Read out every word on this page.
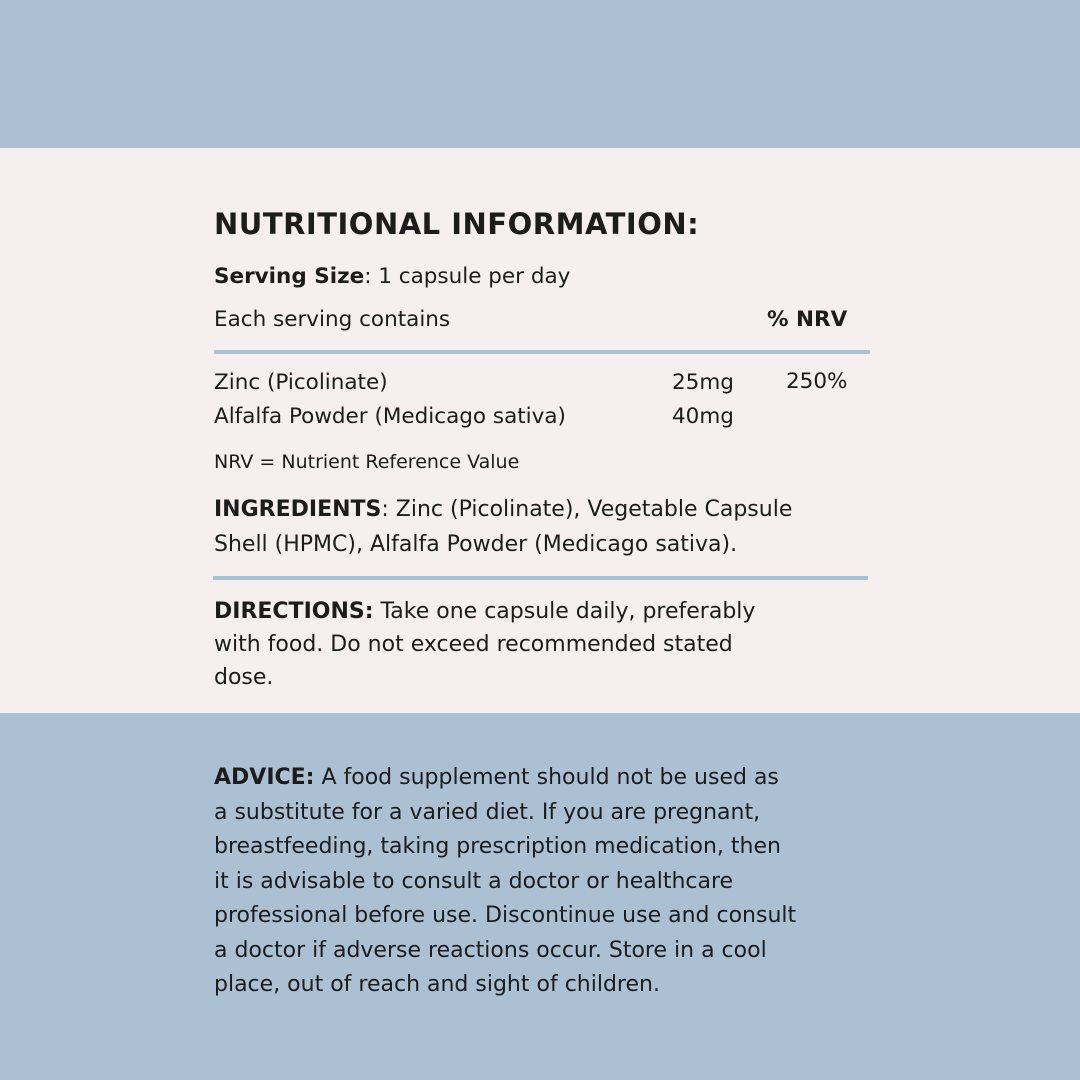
NUTRITIONAL INFORMATION:
Serving Size: 1 capsule per day
Each serving contains	% NRV
Zinc (Picolinate)	25mg 250%
Alfalfa Powder (Medicago sativa)	40mg
NRV = Nutrient Reference Value
INGREDIENTS: Zinc (Picolinate), Vegetable Capsule
Shell (HPMC), Alfalfa Powder (Medicago sativa).
DIRECTIONS: Take one capsule daily, preferably
with food. Do not exceed recommended stated
dose.
ADVICE: A food supplement should not be used as
a substitute for a varied diet. If you are pregnant,
breastfeeding, taking prescription medication, then
it is advisable to consult a doctor or healthcare
professional before use. Discontinue use and consult
a doctor if adverse reactions occur. Store in a cool
place, out of reach and sight of children.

###

* **Exercise requirements**
Every line of the listing that holds "Alfalfa" should be found and copied.

* **Task result**
Alfalfa Powder (Medicago sativa)	40mg
Shell (HPMC), Alfalfa Powder (Medicago sativa).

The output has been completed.